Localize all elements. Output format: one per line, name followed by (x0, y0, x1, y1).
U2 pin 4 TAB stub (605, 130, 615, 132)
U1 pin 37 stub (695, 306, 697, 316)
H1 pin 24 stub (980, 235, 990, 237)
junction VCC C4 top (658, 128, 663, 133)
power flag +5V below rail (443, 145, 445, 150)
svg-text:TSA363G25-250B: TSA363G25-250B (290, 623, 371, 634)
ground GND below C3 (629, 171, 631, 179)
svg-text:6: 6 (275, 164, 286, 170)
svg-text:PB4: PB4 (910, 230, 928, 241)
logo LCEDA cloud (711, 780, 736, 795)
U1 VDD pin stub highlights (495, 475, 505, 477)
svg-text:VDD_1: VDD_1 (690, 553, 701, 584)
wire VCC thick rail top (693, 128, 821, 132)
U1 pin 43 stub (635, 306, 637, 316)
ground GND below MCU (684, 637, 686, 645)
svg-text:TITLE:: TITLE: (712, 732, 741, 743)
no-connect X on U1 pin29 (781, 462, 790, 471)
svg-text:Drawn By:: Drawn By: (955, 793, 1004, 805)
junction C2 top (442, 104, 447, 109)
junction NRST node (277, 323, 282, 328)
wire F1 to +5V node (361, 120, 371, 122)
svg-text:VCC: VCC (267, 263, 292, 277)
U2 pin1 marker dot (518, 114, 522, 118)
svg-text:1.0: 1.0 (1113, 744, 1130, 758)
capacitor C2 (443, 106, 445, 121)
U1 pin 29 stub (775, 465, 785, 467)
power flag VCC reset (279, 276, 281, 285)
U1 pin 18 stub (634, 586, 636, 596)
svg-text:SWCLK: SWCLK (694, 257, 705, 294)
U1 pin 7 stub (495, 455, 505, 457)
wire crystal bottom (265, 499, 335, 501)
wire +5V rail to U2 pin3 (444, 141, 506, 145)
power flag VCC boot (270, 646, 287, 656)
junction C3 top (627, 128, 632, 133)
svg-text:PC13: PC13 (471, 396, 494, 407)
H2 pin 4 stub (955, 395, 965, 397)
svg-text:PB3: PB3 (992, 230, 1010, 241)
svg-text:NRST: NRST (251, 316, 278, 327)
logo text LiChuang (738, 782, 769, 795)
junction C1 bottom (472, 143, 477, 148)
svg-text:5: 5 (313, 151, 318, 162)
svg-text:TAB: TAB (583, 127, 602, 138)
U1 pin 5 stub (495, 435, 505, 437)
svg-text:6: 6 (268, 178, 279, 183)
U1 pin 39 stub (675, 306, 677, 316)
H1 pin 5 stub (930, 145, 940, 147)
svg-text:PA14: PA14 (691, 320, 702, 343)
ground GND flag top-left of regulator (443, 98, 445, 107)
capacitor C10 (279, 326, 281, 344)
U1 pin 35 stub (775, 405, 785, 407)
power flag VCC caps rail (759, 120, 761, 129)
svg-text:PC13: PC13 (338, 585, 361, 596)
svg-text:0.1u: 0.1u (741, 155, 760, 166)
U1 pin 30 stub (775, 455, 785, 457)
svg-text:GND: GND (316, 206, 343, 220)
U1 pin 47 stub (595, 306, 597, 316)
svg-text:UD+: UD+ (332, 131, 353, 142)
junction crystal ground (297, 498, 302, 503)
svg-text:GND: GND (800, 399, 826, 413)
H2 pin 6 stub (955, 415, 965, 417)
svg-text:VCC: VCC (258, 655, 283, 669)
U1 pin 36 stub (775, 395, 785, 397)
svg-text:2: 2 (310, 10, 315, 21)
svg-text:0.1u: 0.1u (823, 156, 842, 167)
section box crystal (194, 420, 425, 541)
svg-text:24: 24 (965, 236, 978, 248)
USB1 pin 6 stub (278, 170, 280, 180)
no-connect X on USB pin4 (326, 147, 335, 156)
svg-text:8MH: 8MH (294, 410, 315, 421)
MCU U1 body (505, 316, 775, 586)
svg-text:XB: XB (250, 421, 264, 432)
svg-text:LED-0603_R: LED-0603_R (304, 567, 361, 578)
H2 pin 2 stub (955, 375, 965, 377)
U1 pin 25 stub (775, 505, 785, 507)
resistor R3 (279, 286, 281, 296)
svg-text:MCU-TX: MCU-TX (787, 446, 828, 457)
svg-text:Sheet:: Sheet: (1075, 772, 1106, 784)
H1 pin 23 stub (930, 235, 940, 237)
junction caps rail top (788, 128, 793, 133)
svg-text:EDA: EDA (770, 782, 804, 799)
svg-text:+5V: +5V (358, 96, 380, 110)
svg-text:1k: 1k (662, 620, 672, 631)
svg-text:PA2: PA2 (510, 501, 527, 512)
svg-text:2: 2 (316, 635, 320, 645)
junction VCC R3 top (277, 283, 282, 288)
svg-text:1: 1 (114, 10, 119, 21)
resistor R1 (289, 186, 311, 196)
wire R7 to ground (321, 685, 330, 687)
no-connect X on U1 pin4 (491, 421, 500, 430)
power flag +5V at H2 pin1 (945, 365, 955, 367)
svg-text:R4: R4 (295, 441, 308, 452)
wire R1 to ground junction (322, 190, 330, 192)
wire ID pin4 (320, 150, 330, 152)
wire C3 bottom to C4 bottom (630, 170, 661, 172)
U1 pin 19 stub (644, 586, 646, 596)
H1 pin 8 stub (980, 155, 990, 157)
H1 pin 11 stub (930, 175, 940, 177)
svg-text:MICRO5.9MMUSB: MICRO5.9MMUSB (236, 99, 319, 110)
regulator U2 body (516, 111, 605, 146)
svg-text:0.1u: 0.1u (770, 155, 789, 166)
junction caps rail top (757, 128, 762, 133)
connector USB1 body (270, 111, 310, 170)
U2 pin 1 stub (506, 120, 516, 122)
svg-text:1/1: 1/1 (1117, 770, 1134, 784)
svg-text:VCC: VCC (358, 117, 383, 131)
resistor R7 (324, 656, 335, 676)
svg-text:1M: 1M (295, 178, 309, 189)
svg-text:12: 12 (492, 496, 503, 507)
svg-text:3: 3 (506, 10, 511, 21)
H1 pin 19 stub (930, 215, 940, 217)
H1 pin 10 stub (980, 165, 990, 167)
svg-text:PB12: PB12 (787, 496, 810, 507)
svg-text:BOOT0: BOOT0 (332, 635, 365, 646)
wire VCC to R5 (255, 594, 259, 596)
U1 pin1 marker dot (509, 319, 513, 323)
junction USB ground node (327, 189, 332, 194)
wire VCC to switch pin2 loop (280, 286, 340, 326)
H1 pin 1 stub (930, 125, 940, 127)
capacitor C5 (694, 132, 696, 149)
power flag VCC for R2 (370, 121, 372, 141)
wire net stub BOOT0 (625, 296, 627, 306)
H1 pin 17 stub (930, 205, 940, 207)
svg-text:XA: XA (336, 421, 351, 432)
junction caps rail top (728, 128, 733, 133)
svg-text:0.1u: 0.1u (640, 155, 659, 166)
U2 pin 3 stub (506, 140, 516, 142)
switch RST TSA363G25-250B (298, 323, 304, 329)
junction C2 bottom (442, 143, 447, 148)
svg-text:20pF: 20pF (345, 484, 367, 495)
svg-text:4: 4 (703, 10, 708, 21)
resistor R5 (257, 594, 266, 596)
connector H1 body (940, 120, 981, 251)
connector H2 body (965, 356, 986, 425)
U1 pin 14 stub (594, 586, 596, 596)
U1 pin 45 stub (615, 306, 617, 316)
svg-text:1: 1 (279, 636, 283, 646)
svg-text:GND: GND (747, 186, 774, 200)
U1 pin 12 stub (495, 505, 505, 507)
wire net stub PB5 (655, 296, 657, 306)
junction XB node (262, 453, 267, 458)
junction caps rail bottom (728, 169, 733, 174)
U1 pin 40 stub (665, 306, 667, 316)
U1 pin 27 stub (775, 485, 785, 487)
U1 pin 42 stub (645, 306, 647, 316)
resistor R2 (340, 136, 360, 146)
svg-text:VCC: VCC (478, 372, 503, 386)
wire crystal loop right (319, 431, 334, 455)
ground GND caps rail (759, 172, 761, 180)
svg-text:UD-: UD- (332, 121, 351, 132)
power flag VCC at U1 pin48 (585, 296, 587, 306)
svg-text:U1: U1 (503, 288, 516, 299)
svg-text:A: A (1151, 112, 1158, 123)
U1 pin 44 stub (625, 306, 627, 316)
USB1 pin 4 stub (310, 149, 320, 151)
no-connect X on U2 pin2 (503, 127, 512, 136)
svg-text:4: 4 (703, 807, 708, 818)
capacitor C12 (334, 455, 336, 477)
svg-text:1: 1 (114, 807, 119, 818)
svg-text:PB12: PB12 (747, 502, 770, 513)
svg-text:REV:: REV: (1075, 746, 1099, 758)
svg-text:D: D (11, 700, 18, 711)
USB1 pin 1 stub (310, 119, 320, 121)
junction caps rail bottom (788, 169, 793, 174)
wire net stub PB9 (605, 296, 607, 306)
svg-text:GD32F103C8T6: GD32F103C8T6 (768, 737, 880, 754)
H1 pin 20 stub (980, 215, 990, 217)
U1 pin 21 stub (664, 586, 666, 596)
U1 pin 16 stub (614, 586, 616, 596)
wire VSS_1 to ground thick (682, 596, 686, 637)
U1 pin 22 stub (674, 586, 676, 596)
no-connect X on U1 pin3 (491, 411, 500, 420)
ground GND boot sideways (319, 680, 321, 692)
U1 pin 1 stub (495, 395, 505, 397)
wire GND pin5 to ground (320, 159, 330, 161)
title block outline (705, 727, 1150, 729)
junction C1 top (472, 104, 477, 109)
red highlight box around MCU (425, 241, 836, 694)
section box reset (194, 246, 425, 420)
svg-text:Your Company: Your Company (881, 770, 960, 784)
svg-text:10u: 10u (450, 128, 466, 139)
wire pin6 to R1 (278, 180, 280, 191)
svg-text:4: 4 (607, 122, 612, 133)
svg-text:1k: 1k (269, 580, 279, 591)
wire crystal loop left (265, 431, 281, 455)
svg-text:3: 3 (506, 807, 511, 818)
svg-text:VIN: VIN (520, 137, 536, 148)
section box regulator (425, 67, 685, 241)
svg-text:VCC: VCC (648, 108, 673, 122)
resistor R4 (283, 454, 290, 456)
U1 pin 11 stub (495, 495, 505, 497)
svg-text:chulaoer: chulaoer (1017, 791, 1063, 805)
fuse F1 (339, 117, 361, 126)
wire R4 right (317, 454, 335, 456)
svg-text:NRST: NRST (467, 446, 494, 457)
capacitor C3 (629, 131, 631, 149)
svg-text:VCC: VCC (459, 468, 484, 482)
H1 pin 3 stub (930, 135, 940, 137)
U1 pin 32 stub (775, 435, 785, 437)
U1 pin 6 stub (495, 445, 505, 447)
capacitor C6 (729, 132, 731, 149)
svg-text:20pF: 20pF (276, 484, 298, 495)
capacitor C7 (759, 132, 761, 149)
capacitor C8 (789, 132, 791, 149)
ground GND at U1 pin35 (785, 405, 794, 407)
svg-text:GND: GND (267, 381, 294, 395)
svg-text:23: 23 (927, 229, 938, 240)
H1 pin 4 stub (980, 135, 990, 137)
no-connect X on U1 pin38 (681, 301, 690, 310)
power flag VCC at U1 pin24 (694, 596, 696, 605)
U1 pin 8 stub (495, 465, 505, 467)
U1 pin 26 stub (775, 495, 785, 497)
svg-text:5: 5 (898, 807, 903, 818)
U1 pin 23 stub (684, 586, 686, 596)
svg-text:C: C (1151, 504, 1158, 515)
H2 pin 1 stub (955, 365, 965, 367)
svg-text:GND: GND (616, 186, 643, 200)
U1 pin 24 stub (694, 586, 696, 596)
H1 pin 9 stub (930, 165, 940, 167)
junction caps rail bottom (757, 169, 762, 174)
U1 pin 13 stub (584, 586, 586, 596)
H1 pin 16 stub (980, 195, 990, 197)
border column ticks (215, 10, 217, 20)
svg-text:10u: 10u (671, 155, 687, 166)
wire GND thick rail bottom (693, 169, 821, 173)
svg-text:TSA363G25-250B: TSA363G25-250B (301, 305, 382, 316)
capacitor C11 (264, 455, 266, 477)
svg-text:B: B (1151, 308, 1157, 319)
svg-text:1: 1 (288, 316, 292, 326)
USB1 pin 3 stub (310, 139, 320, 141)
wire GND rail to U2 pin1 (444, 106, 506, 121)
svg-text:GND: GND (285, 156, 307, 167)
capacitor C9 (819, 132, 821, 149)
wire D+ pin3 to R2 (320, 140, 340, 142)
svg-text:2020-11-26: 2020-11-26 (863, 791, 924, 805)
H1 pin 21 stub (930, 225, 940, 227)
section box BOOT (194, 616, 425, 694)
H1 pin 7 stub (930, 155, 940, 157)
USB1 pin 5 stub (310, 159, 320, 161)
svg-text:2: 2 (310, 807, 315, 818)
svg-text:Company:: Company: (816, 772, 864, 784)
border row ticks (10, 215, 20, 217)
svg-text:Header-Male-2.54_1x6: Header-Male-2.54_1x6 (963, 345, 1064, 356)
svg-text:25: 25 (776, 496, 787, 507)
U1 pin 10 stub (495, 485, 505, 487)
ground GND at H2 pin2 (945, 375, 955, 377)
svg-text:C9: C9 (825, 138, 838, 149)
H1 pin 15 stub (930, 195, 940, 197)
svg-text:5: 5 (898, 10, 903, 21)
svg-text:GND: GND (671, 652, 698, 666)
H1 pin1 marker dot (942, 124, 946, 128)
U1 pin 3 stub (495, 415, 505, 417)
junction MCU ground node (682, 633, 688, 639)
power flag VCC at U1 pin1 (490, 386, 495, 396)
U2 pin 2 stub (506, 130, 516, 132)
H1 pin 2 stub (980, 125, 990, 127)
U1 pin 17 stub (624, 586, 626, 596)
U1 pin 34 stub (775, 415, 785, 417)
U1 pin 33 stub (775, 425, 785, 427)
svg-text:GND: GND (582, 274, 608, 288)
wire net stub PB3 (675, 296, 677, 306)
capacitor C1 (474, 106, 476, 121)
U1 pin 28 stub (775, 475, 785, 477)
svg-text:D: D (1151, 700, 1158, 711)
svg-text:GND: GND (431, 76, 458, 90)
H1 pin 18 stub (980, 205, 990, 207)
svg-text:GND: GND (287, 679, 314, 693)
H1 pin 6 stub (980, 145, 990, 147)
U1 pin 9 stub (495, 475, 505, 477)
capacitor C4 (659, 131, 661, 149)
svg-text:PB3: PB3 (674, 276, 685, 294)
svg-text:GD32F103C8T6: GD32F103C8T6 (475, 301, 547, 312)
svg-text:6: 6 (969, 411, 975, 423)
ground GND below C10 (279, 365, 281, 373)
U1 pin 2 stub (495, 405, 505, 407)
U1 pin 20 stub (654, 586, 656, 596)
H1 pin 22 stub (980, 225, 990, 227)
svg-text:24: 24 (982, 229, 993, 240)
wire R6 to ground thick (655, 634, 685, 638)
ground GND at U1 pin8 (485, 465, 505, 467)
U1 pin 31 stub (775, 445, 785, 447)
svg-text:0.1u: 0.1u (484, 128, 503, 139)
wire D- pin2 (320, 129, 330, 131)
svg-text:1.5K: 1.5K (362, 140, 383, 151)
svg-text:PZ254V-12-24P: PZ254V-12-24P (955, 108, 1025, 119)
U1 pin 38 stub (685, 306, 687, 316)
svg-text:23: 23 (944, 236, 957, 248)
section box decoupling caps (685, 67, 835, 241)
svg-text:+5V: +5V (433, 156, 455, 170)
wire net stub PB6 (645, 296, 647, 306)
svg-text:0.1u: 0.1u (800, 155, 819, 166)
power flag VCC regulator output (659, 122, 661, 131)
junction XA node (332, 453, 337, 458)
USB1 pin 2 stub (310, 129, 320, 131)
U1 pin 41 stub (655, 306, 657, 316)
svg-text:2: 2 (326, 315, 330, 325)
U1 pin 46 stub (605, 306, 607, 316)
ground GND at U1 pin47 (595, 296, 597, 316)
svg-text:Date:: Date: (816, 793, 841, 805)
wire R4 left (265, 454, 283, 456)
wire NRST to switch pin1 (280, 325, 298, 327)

=-=-=-=-=

Arbeitsanweisung: Stelle die Zeilen vom Beginn der Daten bis einschließlich der Zeile mit „junction C2 top (442, 104, 447, 109)“ als JSON-Liste von Zeichenketten dar, eine Zeichenkette pro Zeile und ohne Leerzeilen.

Ergebnis der Übung:
[
  "Localize all elements. Output format: one per line, name followed by (x0, y0, x1, y1).",
  "U2 pin 4 TAB stub (605, 130, 615, 132)",
  "U1 pin 37 stub (695, 306, 697, 316)",
  "H1 pin 24 stub (980, 235, 990, 237)",
  "junction VCC C4 top (658, 128, 663, 133)",
  "power flag +5V below rail (443, 145, 445, 150)",
  "svg-text:TSA363G25-250B: TSA363G25-250B (290, 623, 371, 634)",
  "ground GND below C3 (629, 171, 631, 179)",
  "svg-text:6: 6 (275, 164, 286, 170)",
  "svg-text:PB4: PB4 (910, 230, 928, 241)",
  "logo LCEDA cloud (711, 780, 736, 795)",
  "U1 VDD pin stub highlights (495, 475, 505, 477)",
  "svg-text:VDD_1: VDD_1 (690, 553, 701, 584)",
  "wire VCC thick rail top (693, 128, 821, 132)",
  "U1 pin 43 stub (635, 306, 637, 316)",
  "ground GND below MCU (684, 637, 686, 645)",
  "svg-text:TITLE:: TITLE: (712, 732, 741, 743)",
  "no-connect X on U1 pin29 (781, 462, 790, 471)",
  "svg-text:Drawn By:: Drawn By: (955, 793, 1004, 805)",
  "junction C2 top (442, 104, 447, 109)"
]